● **PROBLEM STATEMENT**: Leave out the images; return the rest of the data exactly.

● **EXERCISE INPUT**:
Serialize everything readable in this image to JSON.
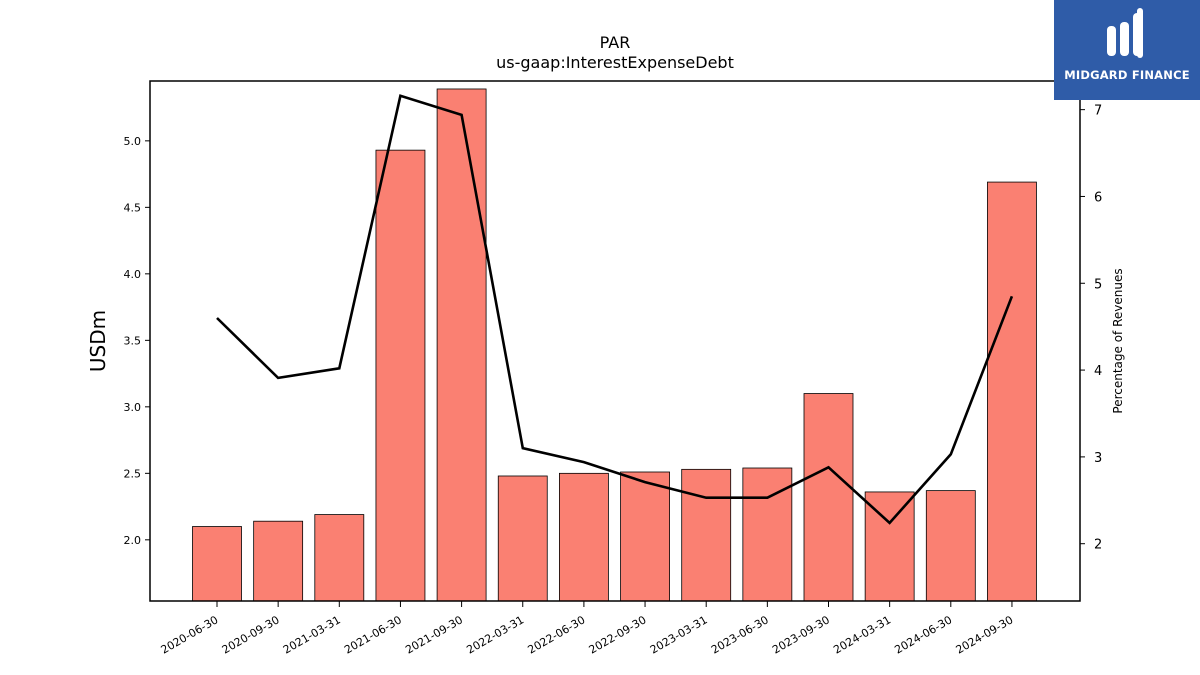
{
  "chart_data": {
    "type": "bar",
    "title": "PAR",
    "subtitle": "us-gaap:InterestExpenseDebt",
    "ylabel": "USDm",
    "y2label": "Percentage of Revenues",
    "categories": [
      "2020-06-30",
      "2020-09-30",
      "2021-03-31",
      "2021-06-30",
      "2021-09-30",
      "2022-03-31",
      "2022-06-30",
      "2022-09-30",
      "2023-03-31",
      "2023-06-30",
      "2023-09-30",
      "2024-03-31",
      "2024-06-30",
      "2024-09-30"
    ],
    "series": [
      {
        "type": "bar",
        "axis": "left",
        "values": [
          2.1,
          2.14,
          2.19,
          4.93,
          5.39,
          2.48,
          2.5,
          2.51,
          2.53,
          2.54,
          3.1,
          2.36,
          2.37,
          4.69
        ]
      },
      {
        "type": "line",
        "axis": "right",
        "values": [
          4.6,
          3.91,
          4.02,
          7.16,
          6.94,
          3.1,
          2.94,
          2.71,
          2.53,
          2.53,
          2.88,
          2.24,
          3.03,
          4.85
        ]
      }
    ],
    "ylim": [
      1.54,
      5.45
    ],
    "y2lim": [
      1.34,
      7.33
    ],
    "yticks": [
      "2.0",
      "2.5",
      "3.0",
      "3.5",
      "4.0",
      "4.5",
      "5.0"
    ],
    "y2ticks": [
      "2",
      "3",
      "4",
      "5",
      "6",
      "7"
    ],
    "colors": {
      "bar": "#fa8072",
      "bar_edge": "#000000",
      "line": "#000000"
    },
    "grid": false
  },
  "logo": {
    "text": "MIDGARD FINANCE"
  }
}
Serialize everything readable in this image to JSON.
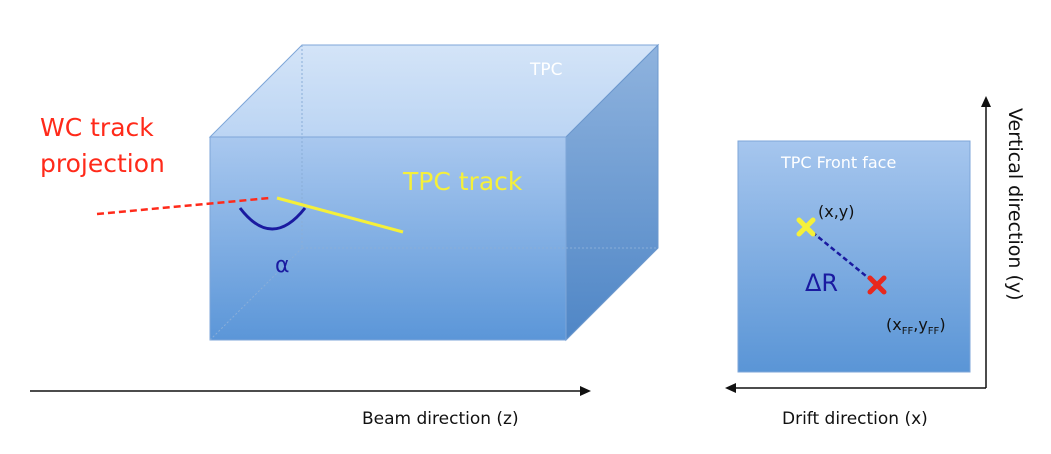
{
  "box": {
    "title": "TPC",
    "tpc_track_label": "TPC track",
    "wc_track_label_line1": "WC track",
    "wc_track_label_line2": "projection",
    "angle_label": "α"
  },
  "front_face": {
    "title": "TPC Front face",
    "point1_label": "(x,y)",
    "point2_label": "(x",
    "point2_sub1": "FF",
    "point2_mid": ",y",
    "point2_sub2": "FF",
    "point2_end": ")",
    "distance_label": "ΔR"
  },
  "axes": {
    "beam": "Beam direction (z)",
    "drift": "Drift direction (x)",
    "vertical": "Vertical direction (y)"
  },
  "colors": {
    "wc_track": "#ff2a1a",
    "tpc_track": "#f5f03a",
    "angle": "#1a1aa0",
    "point_xy": "#f5f03a",
    "point_ff": "#e8281e",
    "box_front_top": "#a9c8ef",
    "box_front_bottom": "#5a95d6"
  }
}
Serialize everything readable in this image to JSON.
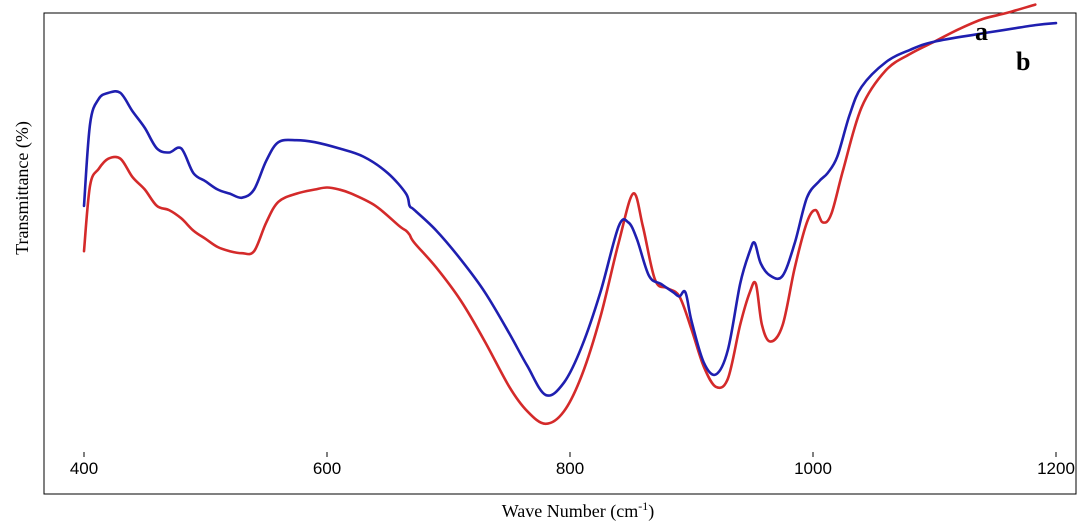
{
  "chart_data": {
    "type": "line",
    "xlabel": "Wave Number (cm",
    "xlabel_sup": "-1",
    "xlabel_close": ")",
    "ylabel": "Transmittance (%)",
    "xlim": [
      400,
      1200
    ],
    "ylim": [
      0,
      100
    ],
    "y_ticks_shown": false,
    "grid": false,
    "x_ticks": [
      400,
      600,
      800,
      1000,
      1200
    ],
    "x_tick_labels": [
      "400",
      "600",
      "800",
      "1000",
      "1200"
    ],
    "colors": {
      "a": "#d42a2a",
      "b": "#1f1fb0",
      "frame": "#000000"
    },
    "series": [
      {
        "name": "a",
        "x": [
          400,
          405,
          412,
          420,
          430,
          440,
          450,
          460,
          470,
          480,
          490,
          500,
          510,
          520,
          530,
          540,
          550,
          560,
          575,
          590,
          600,
          610,
          620,
          640,
          660,
          665,
          668,
          672,
          690,
          710,
          730,
          750,
          765,
          780,
          795,
          810,
          825,
          840,
          852,
          860,
          870,
          880,
          890,
          900,
          910,
          920,
          930,
          940,
          948,
          953,
          958,
          965,
          975,
          985,
          995,
          1002,
          1008,
          1015,
          1025,
          1040,
          1060,
          1080,
          1100,
          1120,
          1140,
          1160,
          1183
        ],
        "y": [
          44,
          60,
          64,
          66.5,
          66.5,
          62,
          59,
          55,
          54,
          52,
          49,
          47,
          45,
          44,
          43.5,
          44,
          51,
          56,
          58,
          59,
          59.5,
          59,
          58,
          55,
          50,
          49,
          48,
          46,
          40,
          32,
          22,
          11,
          5,
          2,
          5,
          14,
          28,
          46,
          58,
          50,
          37,
          35,
          33,
          25,
          16,
          11,
          13,
          26,
          34,
          36,
          26,
          22,
          26,
          40,
          51,
          54,
          51,
          53,
          64,
          79,
          88,
          92,
          95,
          98,
          100.5,
          102,
          104
        ]
      },
      {
        "name": "b",
        "x": [
          400,
          405,
          412,
          420,
          430,
          440,
          450,
          460,
          470,
          480,
          490,
          500,
          510,
          520,
          530,
          540,
          550,
          560,
          575,
          590,
          610,
          630,
          650,
          665,
          668,
          672,
          690,
          710,
          730,
          750,
          765,
          780,
          795,
          810,
          825,
          840,
          848,
          855,
          865,
          875,
          885,
          890,
          895,
          900,
          910,
          920,
          930,
          940,
          948,
          952,
          957,
          965,
          975,
          985,
          995,
          1005,
          1012,
          1020,
          1030,
          1040,
          1060,
          1080,
          1100,
          1140,
          1183,
          1200
        ],
        "y": [
          55,
          75,
          81,
          82.5,
          82.5,
          78,
          74,
          69,
          68,
          69,
          63,
          61,
          59,
          58,
          57,
          59,
          66,
          70.5,
          71,
          70.5,
          69,
          67,
          63,
          58,
          55,
          54,
          49,
          42,
          34,
          24,
          16,
          9,
          12,
          21,
          34,
          50,
          51,
          47,
          38,
          36,
          34,
          33,
          34,
          27,
          17,
          14,
          20,
          36,
          44,
          46,
          41,
          38,
          38,
          46,
          57,
          61,
          63,
          67,
          77,
          84,
          90,
          93,
          95,
          97,
          99,
          99.5
        ]
      }
    ]
  }
}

● **ANSWER TO THIS EXERCISE**:
Serialize everything readable in this image to JSON.
{
  "chart_data": {
    "type": "bar",
    "title": "PAR",
    "subtitle": "us-gaap:InterestExpenseDebt",
    "ylabel": "USDm",
    "y2label": "Percentage of Revenues",
    "categories": [
      "2020-06-30",
      "2020-09-30",
      "2021-03-31",
      "2021-06-30",
      "2021-09-30",
      "2022-03-31",
      "2022-06-30",
      "2022-09-30",
      "2023-03-31",
      "2023-06-30",
      "2023-09-30",
      "2024-03-31",
      "2024-06-30",
      "2024-09-30"
    ],
    "series": [
      {
        "type": "bar",
        "axis": "left",
        "values": [
          2.1,
          2.14,
          2.19,
          4.93,
          5.39,
          2.48,
          2.5,
          2.51,
          2.53,
          2.54,
          3.1,
          2.36,
          2.37,
          4.69
        ]
      },
      {
        "type": "line",
        "axis": "right",
        "values": [
          4.6,
          3.91,
          4.02,
          7.16,
          6.94,
          3.1,
          2.94,
          2.71,
          2.53,
          2.53,
          2.88,
          2.24,
          3.03,
          4.85
        ]
      }
    ],
    "ylim": [
      1.54,
      5.45
    ],
    "y2lim": [
      1.34,
      7.33
    ],
    "yticks": [
      "2.0",
      "2.5",
      "3.0",
      "3.5",
      "4.0",
      "4.5",
      "5.0"
    ],
    "y2ticks": [
      "2",
      "3",
      "4",
      "5",
      "6",
      "7"
    ],
    "colors": {
      "bar": "#fa8072",
      "bar_edge": "#000000",
      "line": "#000000"
    },
    "grid": false
  },
  "logo": {
    "text": "MIDGARD FINANCE"
  }
}
Serialize everything readable in this image to JSON.
{
  "box": {
    "title": "TPC",
    "tpc_track_label": "TPC track",
    "wc_track_label_line1": "WC track",
    "wc_track_label_line2": "projection",
    "angle_label": "α"
  },
  "front_face": {
    "title": "TPC Front face",
    "point1_label": "(x,y)",
    "point2_label": "(x",
    "point2_sub1": "FF",
    "point2_mid": ",y",
    "point2_sub2": "FF",
    "point2_end": ")",
    "distance_label": "ΔR"
  },
  "axes": {
    "beam": "Beam direction (z)",
    "drift": "Drift direction (x)",
    "vertical": "Vertical direction (y)"
  },
  "colors": {
    "wc_track": "#ff2a1a",
    "tpc_track": "#f5f03a",
    "angle": "#1a1aa0",
    "point_xy": "#f5f03a",
    "point_ff": "#e8281e",
    "box_front_top": "#a9c8ef",
    "box_front_bottom": "#5a95d6"
  }
}
Serialize everything readable in this image to JSON.
{
  "chart_data": {
    "type": "line",
    "xlabel": "Wave Number (cm",
    "xlabel_sup": "-1",
    "xlabel_close": ")",
    "ylabel": "Transmittance (%)",
    "xlim": [
      400,
      1200
    ],
    "ylim": [
      0,
      100
    ],
    "y_ticks_shown": false,
    "grid": false,
    "x_ticks": [
      400,
      600,
      800,
      1000,
      1200
    ],
    "x_tick_labels": [
      "400",
      "600",
      "800",
      "1000",
      "1200"
    ],
    "colors": {
      "a": "#d42a2a",
      "b": "#1f1fb0",
      "frame": "#000000"
    },
    "series": [
      {
        "name": "a",
        "x": [
          400,
          405,
          412,
          420,
          430,
          440,
          450,
          460,
          470,
          480,
          490,
          500,
          510,
          520,
          530,
          540,
          550,
          560,
          575,
          590,
          600,
          610,
          620,
          640,
          660,
          665,
          668,
          672,
          690,
          710,
          730,
          750,
          765,
          780,
          795,
          810,
          825,
          840,
          852,
          860,
          870,
          880,
          890,
          900,
          910,
          920,
          930,
          940,
          948,
          953,
          958,
          965,
          975,
          985,
          995,
          1002,
          1008,
          1015,
          1025,
          1040,
          1060,
          1080,
          1100,
          1120,
          1140,
          1160,
          1183
        ],
        "y": [
          44,
          60,
          64,
          66.5,
          66.5,
          62,
          59,
          55,
          54,
          52,
          49,
          47,
          45,
          44,
          43.5,
          44,
          51,
          56,
          58,
          59,
          59.5,
          59,
          58,
          55,
          50,
          49,
          48,
          46,
          40,
          32,
          22,
          11,
          5,
          2,
          5,
          14,
          28,
          46,
          58,
          50,
          37,
          35,
          33,
          25,
          16,
          11,
          13,
          26,
          34,
          36,
          26,
          22,
          26,
          40,
          51,
          54,
          51,
          53,
          64,
          79,
          88,
          92,
          95,
          98,
          100.5,
          102,
          104
        ]
      },
      {
        "name": "b",
        "x": [
          400,
          405,
          412,
          420,
          430,
          440,
          450,
          460,
          470,
          480,
          490,
          500,
          510,
          520,
          530,
          540,
          550,
          560,
          575,
          590,
          610,
          630,
          650,
          665,
          668,
          672,
          690,
          710,
          730,
          750,
          765,
          780,
          795,
          810,
          825,
          840,
          848,
          855,
          865,
          875,
          885,
          890,
          895,
          900,
          910,
          920,
          930,
          940,
          948,
          952,
          957,
          965,
          975,
          985,
          995,
          1005,
          1012,
          1020,
          1030,
          1040,
          1060,
          1080,
          1100,
          1140,
          1183,
          1200
        ],
        "y": [
          55,
          75,
          81,
          82.5,
          82.5,
          78,
          74,
          69,
          68,
          69,
          63,
          61,
          59,
          58,
          57,
          59,
          66,
          70.5,
          71,
          70.5,
          69,
          67,
          63,
          58,
          55,
          54,
          49,
          42,
          34,
          24,
          16,
          9,
          12,
          21,
          34,
          50,
          51,
          47,
          38,
          36,
          34,
          33,
          34,
          27,
          17,
          14,
          20,
          36,
          44,
          46,
          41,
          38,
          38,
          46,
          57,
          61,
          63,
          67,
          77,
          84,
          90,
          93,
          95,
          97,
          99,
          99.5
        ]
      }
    ]
  }
}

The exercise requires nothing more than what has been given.